Document section
# Wii disc drive not working.



## KlopiTackle (Jul 25, 2011)

My Wii won't read discs it says

An error has occurred.
Press the EJECT Button, remove the
Game Disc, and turn the power off.
Please read the Wii Operations Manual
for more information.


----------



## SodaDog (Jul 26, 2011)

maybe the disc is on the wrong way round. That sometimes happens to me.


----------



## KlopiTackle (Jul 26, 2011)

It is the right way.
Tried cooling it down by turning it off at the wall.
The wii clicks.
Now it just can't read it.
Is it the Laser?


----------



## MasterC (Jul 26, 2011)

I get the error also,but my Wii is still fine.Although it's pretty old.From time to time,my Wii randomly ejects game discs.A few times after I get the "Please insert the Game Disc" screen,then I get an "Error has occurred" screen.What I do is press the power button,if my Wii doesn't turn off,I unplug it to force turning it off.I wait a while after unplugging then I plug the outlet back in.Then,my Wii is Fine.


----------



## KlopiTackle (Jul 26, 2011)

My wii is 3 years old.


----------



## MasterC (Jul 26, 2011)

KlopiTackle said:


> My wii is 3 years old.


 
So is mine.


----------



## KlopiTackle (Jul 26, 2011)

It seems that a wii's life span is "3 Years."


----------



## MasterC (Jul 26, 2011)

Mine's still fine but have you tried different game discs to see if it's because of a scratchy or dusty disc? For me,mine completely can't read my SSBB but when I play NPC Pikmin 1,the disc hardly ever ejects randomly(unless if I press the eject button).


----------



## KlopiTackle (Jul 26, 2011)

None work.
Btw Super Smash Bros. Brawl is a "Double-Layered disc" you have to clean your disc drive.


----------



## Yokie (Jul 26, 2011)

Same thing happened to me. Had to buy a new one, because they couldn't fix it.

Well hopefully you don't have to do that. I suggest you bring it to a repair or something.


----------



## KlopiTackle (Jul 26, 2011)

...
But i'm saving up for a 3DS.


----------



## twinkinator (Jul 26, 2011)

Same exact thing happened to me a few months ago. We've had the Wii since it was out. Nothing I tried worked, so we sent it off to Nintendo in California. It came back fixed a couple of weeks later. But it did cost $70 or something like that...


----------



## Tyeforce (Jul 26, 2011)

Happened to me shortly after Brawl came out. I think your only option is to send it in to Nintendo for repair. But your Wii is out of warranty, so it's not going to be free. I'd call Nintendo first, maybe there's something else you could do.


----------



## NikoKing (Jul 26, 2011)

same thing happened to me. I called Nintendo and they gave us another wii.  Nintendo's customer support actually isn't that bad tbh.


----------



## twinkinator (Jul 26, 2011)

NikoKing said:


> Nintendo's customer support actually isn't that bad tbh.

Record list

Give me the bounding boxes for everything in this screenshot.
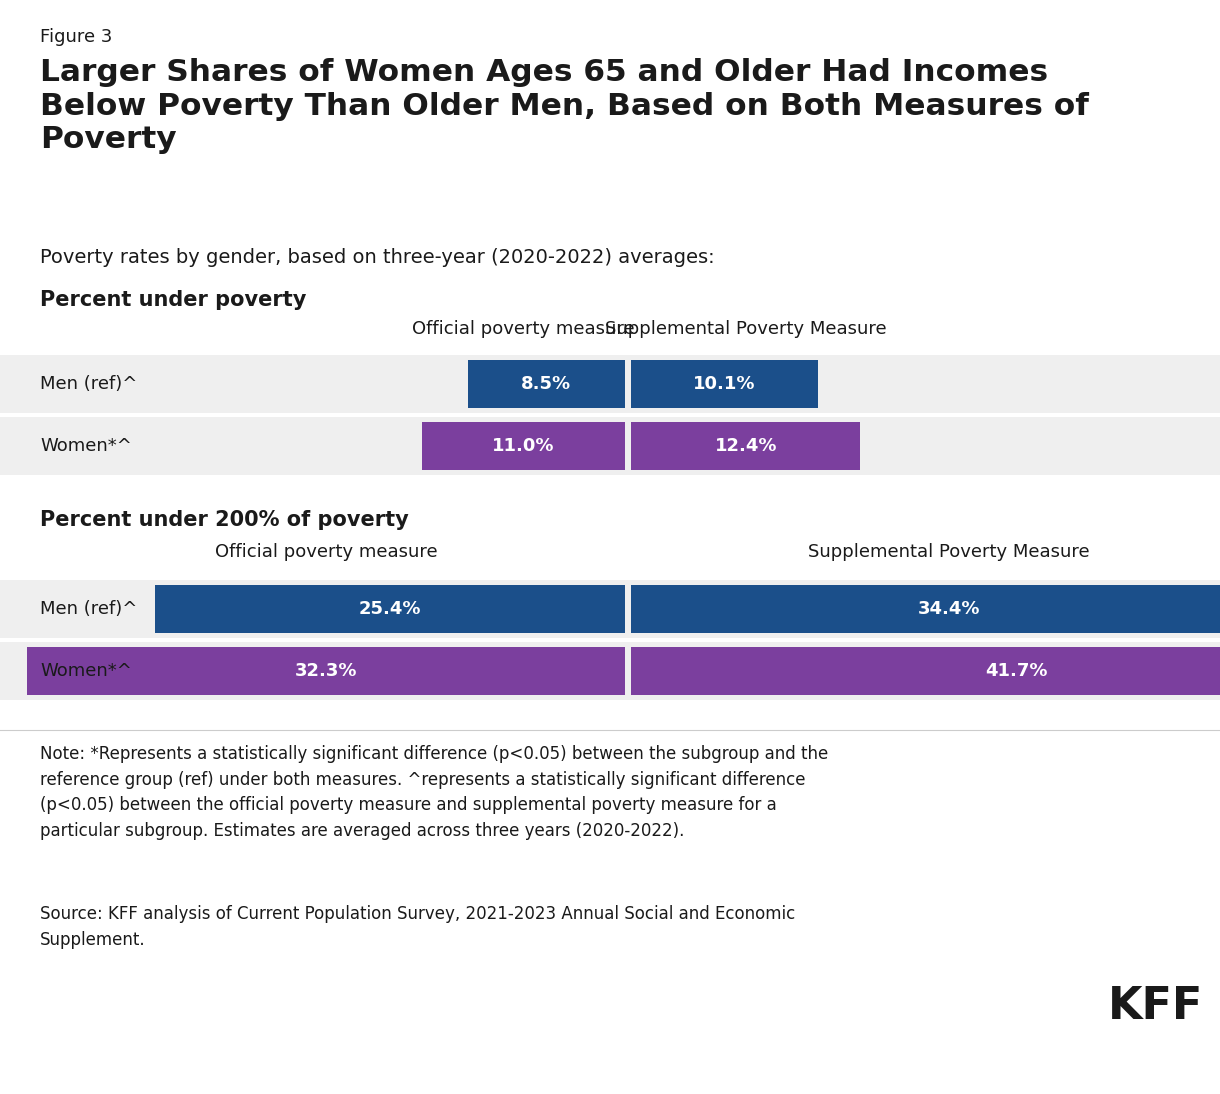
Text: Figure 3: Figure 3 [40,28,112,46]
Text: Note: *Represents a statistically significant difference (p<0.05) between the su: Note: *Represents a statistically signif… [40,745,828,840]
Text: Larger Shares of Women Ages 65 and Older Had Incomes
Below Poverty Than Older Me: Larger Shares of Women Ages 65 and Older… [40,58,1089,154]
FancyBboxPatch shape [155,585,625,633]
FancyBboxPatch shape [0,417,1220,475]
Text: Women*^: Women*^ [40,437,132,455]
Text: Supplemental Poverty Measure: Supplemental Poverty Measure [809,543,1089,561]
Text: Men (ref)^: Men (ref)^ [40,600,138,618]
FancyBboxPatch shape [0,580,1220,638]
Text: KFF: KFF [1108,985,1203,1028]
FancyBboxPatch shape [0,354,1220,414]
FancyBboxPatch shape [631,585,1220,633]
Text: Poverty rates by gender, based on three-year (2020-2022) averages:: Poverty rates by gender, based on three-… [40,248,715,267]
FancyBboxPatch shape [0,642,1220,700]
Text: 8.5%: 8.5% [521,375,571,393]
FancyBboxPatch shape [631,360,817,408]
FancyBboxPatch shape [421,422,625,470]
Text: 10.1%: 10.1% [693,375,755,393]
Text: 12.4%: 12.4% [715,437,777,455]
Text: Official poverty measure: Official poverty measure [412,321,634,338]
Text: Percent under 200% of poverty: Percent under 200% of poverty [40,510,409,529]
Text: 11.0%: 11.0% [492,437,555,455]
Text: Women*^: Women*^ [40,662,132,680]
Text: 25.4%: 25.4% [359,600,421,618]
Text: Official poverty measure: Official poverty measure [215,543,438,561]
Text: Supplemental Poverty Measure: Supplemental Poverty Measure [605,321,887,338]
Text: 41.7%: 41.7% [986,662,1048,680]
FancyBboxPatch shape [631,647,1220,695]
FancyBboxPatch shape [631,422,860,470]
Text: 34.4%: 34.4% [917,600,981,618]
Text: Percent under poverty: Percent under poverty [40,290,306,310]
FancyBboxPatch shape [28,647,625,695]
FancyBboxPatch shape [467,360,625,408]
Text: 32.3%: 32.3% [295,662,357,680]
Text: Source: KFF analysis of Current Population Survey, 2021-2023 Annual Social and E: Source: KFF analysis of Current Populati… [40,905,795,948]
Text: Men (ref)^: Men (ref)^ [40,375,138,393]
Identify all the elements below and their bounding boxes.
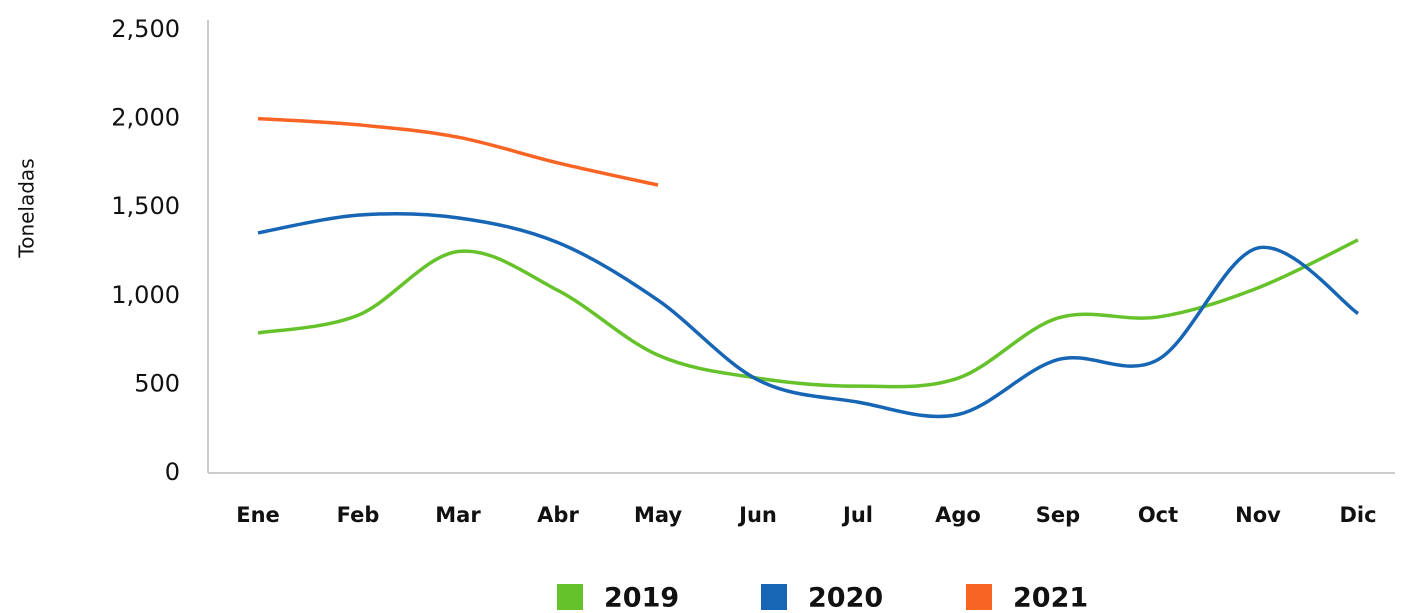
y-tick-label: 1,500 [111,192,180,220]
x-tick-label: Nov [1235,503,1281,527]
x-tick-label: Feb [337,503,380,527]
x-tick-label: May [634,503,682,527]
series-line [257,238,1359,389]
y-tick-label: 500 [134,369,180,397]
x-tick-label: Ene [236,503,280,527]
x-tick-label: Mar [435,503,481,527]
x-tick-label: Ago [935,503,981,527]
x-tick-label: Dic [1339,503,1376,527]
x-tick-label: Jun [737,503,777,527]
y-tick-label: 1,000 [111,281,180,309]
series-line [257,211,1360,419]
x-tick-label: Jul [841,503,873,527]
x-tick-label: Sep [1036,503,1080,527]
y-tick-label: 0 [165,458,180,486]
y-tick-label: 2,000 [111,104,180,132]
series-line [257,116,659,187]
legend-label: 2021 [1013,583,1088,613]
y-axis-label: Toneladas [15,158,39,258]
legend-label: 2019 [604,583,679,613]
legend-swatch [761,584,787,610]
y-tick-label: 2,500 [111,15,180,43]
x-tick-label: Oct [1138,503,1178,527]
legend-swatch [966,584,992,610]
x-tick-label: Abr [537,503,579,527]
legend-label: 2020 [808,583,883,613]
legend-swatch [557,584,583,610]
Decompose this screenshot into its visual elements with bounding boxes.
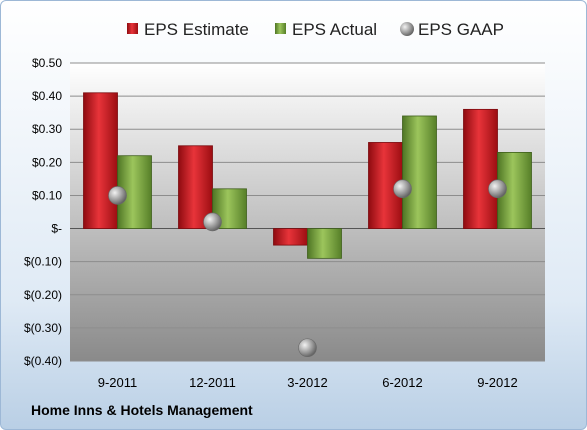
y-axis: $0.50 $0.40 $0.30 $0.20 $0.10 $- $(0.10) $(0.20… xyxy=(24,56,62,368)
y-tick-label: $0.30 xyxy=(32,122,62,136)
y-tick-label: $0.50 xyxy=(32,56,62,70)
bar-eps-estimate xyxy=(273,228,308,246)
legend-label: EPS Estimate xyxy=(144,20,249,39)
legend-label: EPS Actual xyxy=(292,20,377,39)
marker-eps-gaap xyxy=(203,212,222,232)
y-tick-label: $(0.30) xyxy=(24,321,62,335)
x-tick-label: 6-2012 xyxy=(382,375,422,390)
y-tick-label: $0.20 xyxy=(32,155,62,169)
marker-eps-gaap xyxy=(393,179,412,199)
bar-eps-actual xyxy=(307,228,342,259)
bar-eps-estimate xyxy=(463,108,498,229)
y-tick-label: $0.40 xyxy=(32,89,62,103)
legend-swatch xyxy=(275,23,286,34)
legend-swatch xyxy=(400,22,414,36)
x-tick-label: 9-2011 xyxy=(98,375,138,390)
x-tick-label: 3-2012 xyxy=(287,375,327,390)
x-tick-label: 9-2012 xyxy=(477,375,517,390)
legend-label: EPS GAAP xyxy=(418,20,504,39)
bar-eps-actual xyxy=(402,115,437,229)
marker-eps-gaap xyxy=(108,186,127,205)
legend: EPS Estimate EPS Actual EPS GAAP xyxy=(127,20,504,39)
y-tick-label: $- xyxy=(51,222,62,236)
marker-eps-gaap xyxy=(488,179,507,199)
company-name: Home Inns & Hotels Management xyxy=(31,402,253,418)
y-tick-label: $(0.40) xyxy=(24,354,62,368)
y-tick-label: $(0.20) xyxy=(24,288,62,302)
marker-eps-gaap xyxy=(298,338,317,358)
legend-swatch xyxy=(127,23,138,34)
y-tick-label: $(0.10) xyxy=(24,255,62,269)
x-tick-label: 12-2011 xyxy=(189,375,236,390)
bar-eps-estimate xyxy=(83,92,118,229)
y-tick-label: $0.10 xyxy=(32,188,62,202)
x-axis: 9-2011 12-2011 3-2012 6-2012 9-2012 xyxy=(98,375,518,390)
gaap-markers xyxy=(108,179,507,358)
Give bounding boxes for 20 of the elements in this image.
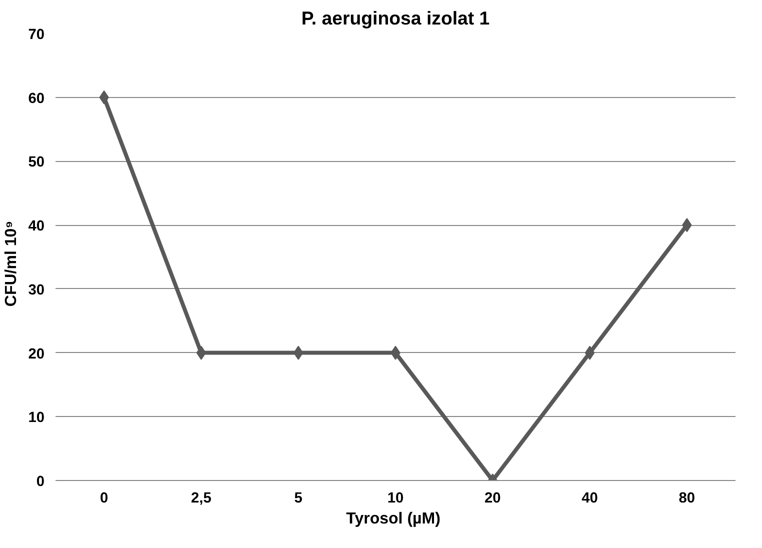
y-tick-label: 50 bbox=[28, 154, 45, 171]
point bbox=[584, 346, 595, 360]
y-tick-label: 0 bbox=[36, 474, 45, 490]
y-tick-label: 10 bbox=[28, 410, 45, 426]
x-tick-label: 20 bbox=[484, 490, 501, 506]
x-tick-label: 10 bbox=[387, 490, 404, 506]
chart-title: P. aeruginosa izolat 1 bbox=[301, 8, 490, 28]
y-tick-label: 70 bbox=[28, 27, 45, 43]
y-tick-label: 30 bbox=[28, 282, 45, 298]
y-tick-label: 20 bbox=[28, 346, 45, 362]
y-tick-label: 60 bbox=[28, 90, 45, 107]
y-tick-label: 40 bbox=[28, 218, 45, 235]
x-axis-title: Tyrosol (µM) bbox=[346, 510, 440, 528]
x-tick-label: 5 bbox=[294, 490, 302, 506]
point bbox=[196, 346, 206, 360]
y-axis-title: CFU/ml 10⁹ bbox=[3, 220, 20, 307]
x-tick-label: 2,5 bbox=[191, 490, 212, 506]
x-tick-label: 80 bbox=[678, 490, 696, 506]
x-tick-label: 0 bbox=[100, 490, 108, 506]
x-tick-label: 40 bbox=[582, 490, 598, 506]
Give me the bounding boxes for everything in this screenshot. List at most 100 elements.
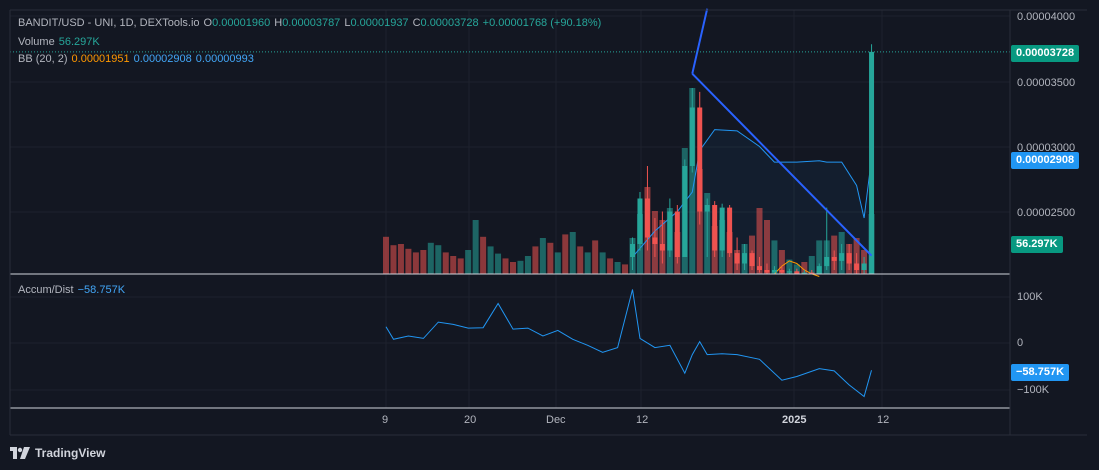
candle-body [839,253,845,261]
low-value: 0.00001937 [350,17,409,29]
pane-frame [9,9,1087,436]
candle-body [757,266,762,270]
volume-bar [412,252,419,274]
grid [10,10,1010,408]
volume-bar [577,246,584,274]
candle-body [682,166,688,257]
candle-body [674,211,680,257]
open-label: O [203,17,213,29]
close-label: C [412,17,421,29]
candle-body [801,272,807,274]
time-tick-label: 2025 [782,414,807,426]
last-price-tag: 0.00003728 [1011,45,1080,62]
ad-tick-label: 100K [1017,291,1043,303]
volume-bar [562,234,569,274]
volume-bar [771,240,778,274]
volume-bar [599,252,606,274]
volume-bar [457,258,464,274]
candle-body [637,198,643,244]
volume-bar [622,264,629,274]
volume-bar [532,246,539,274]
volume-bar [495,253,502,274]
candle-body [779,270,785,273]
price-tick-label: 0.00003000 [1017,142,1076,154]
volume-bar [465,250,472,274]
trendline-up [691,8,709,74]
volume-bar [569,232,576,274]
volume-value: 56.297K [58,36,100,48]
volume-bar [539,238,546,274]
candle-body [719,207,725,251]
bb-legend[interactable]: BB (20, 2) 0.00001951 0.00002908 0.00000993 [18,53,258,65]
open-value: 0.00001960 [212,17,271,29]
tradingview-logo-icon [10,447,30,459]
volume-bar [584,252,591,274]
candle-body [794,271,800,274]
candle-body [734,253,740,264]
candle-body [861,263,867,270]
price-candles [630,44,875,274]
candle-body [831,257,837,261]
time-tick-label: 9 [382,414,389,426]
candle-body [816,266,822,274]
volume-legend[interactable]: Volume 56.297K [18,36,104,48]
ad-legend[interactable]: Accum/Dist −58.757K [18,284,129,296]
volume-bar [390,245,397,274]
volume-label: Volume [18,36,55,48]
close-value: 0.00003728 [420,17,479,29]
tradingview-brand[interactable]: TradingView [10,444,105,462]
volume-bar [397,244,404,274]
ad-tick-label: 0 [1017,337,1024,349]
accum-dist-line [385,289,872,398]
candle-body [824,257,830,267]
candle-body [712,205,718,251]
volume-bar [517,260,524,274]
bb-lower-value: 0.00000993 [195,53,254,65]
volume-bar [435,245,442,274]
time-tick-label: Dec [546,414,566,426]
price-tick-label: 0.00003500 [1017,77,1076,89]
ohlc-legend: BANDIT/USD - UNI, 1D, DEXTools.io O0.0000… [18,17,605,29]
candle-body [771,270,777,273]
volume-bar [450,256,457,274]
symbol-title[interactable]: BANDIT/USD - UNI, 1D, DEXTools.io [18,17,200,29]
volume-bar [801,262,808,274]
volume-bar [808,256,815,274]
volume-bar [756,208,763,274]
bb-label: BB (20, 2) [18,53,68,65]
volume-bar [509,262,516,274]
high-value: 0.00003787 [282,17,341,29]
candle-body [869,51,875,274]
time-tick-label: 12 [877,414,890,426]
volume-bar [427,242,434,274]
volume-bar [607,258,614,274]
ad-tick-label: −100K [1017,384,1050,396]
time-tick-label: 12 [636,414,649,426]
candle-body [630,244,636,257]
candle-body [659,244,665,251]
volume-bar [524,256,531,274]
bb-upper-value: 0.00002908 [133,53,192,65]
change-value: +0.00001768 (+90.18%) [482,17,602,29]
bb-basis-value: 0.00001951 [71,53,130,65]
volume-tag: 56.297K [1011,236,1063,253]
time-tick-label: 20 [464,414,477,426]
trendlines [691,8,873,257]
candle-body [749,253,755,267]
candle-body [809,272,815,274]
volume-bar [689,88,696,274]
candle-body [786,271,792,273]
volume-bar [786,259,793,274]
volume-bar [405,248,412,274]
bb-upper-tag: 0.00002908 [1011,152,1080,169]
volume-bar [420,250,427,274]
candle-body [704,205,710,212]
ad-value-tag: −58.757K [1011,364,1070,381]
ad-value: −58.757K [77,284,126,296]
candle-body [727,207,733,254]
ad-line [385,289,872,398]
trendline-down [691,72,873,257]
volume-bar [592,240,599,274]
candle-body [846,253,852,264]
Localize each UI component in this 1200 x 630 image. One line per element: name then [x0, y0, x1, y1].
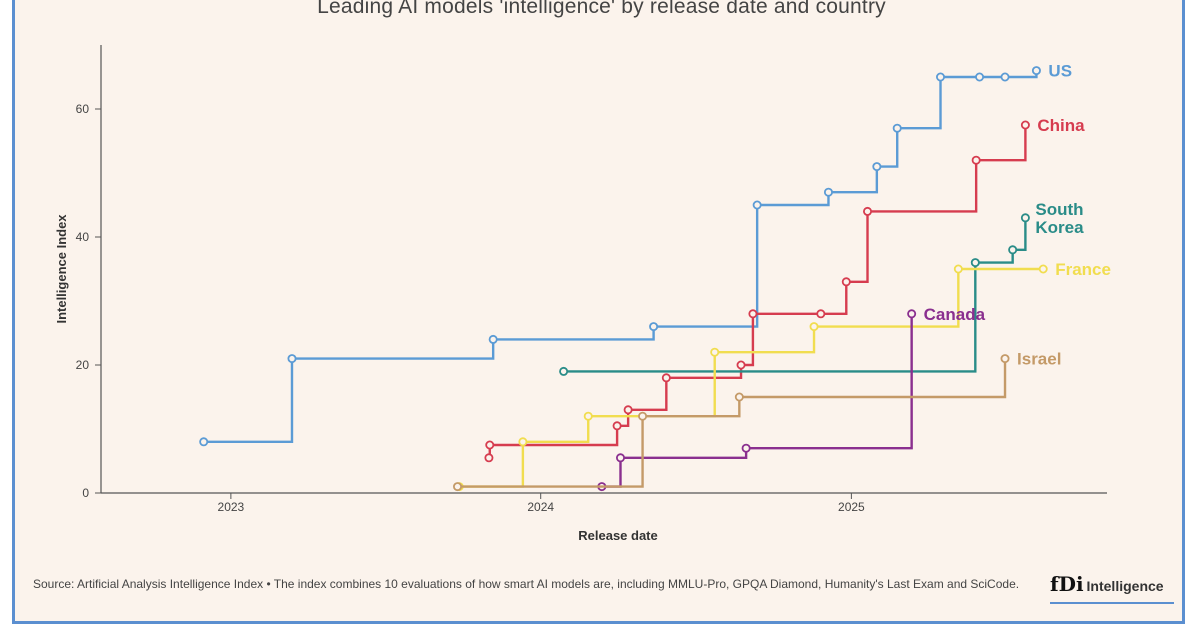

Written task A
Revise the forum thread, copying everything from "My Wii won't" down to "for more information.", but put "Wii Instruction Booklet" in place of "Wii Operations Manual".
Written task B
List every username that posts in the forum thread, each one once.
Written task C
In the forum thread, about how much did twinkinator pay to have the Wii fixed by Nintendo?

Task answer A
My Wii won't read discs it says

An error has occurred.
Press the EJECT Button, remove the
Game Disc, and turn the power off.
Please read the Wii Instruction Booklet
for more information.

Task answer B
KlopiTackle, SodaDog, MasterC, Yokie, twinkinator, Tyeforce, NikoKing

Task answer C
About $70.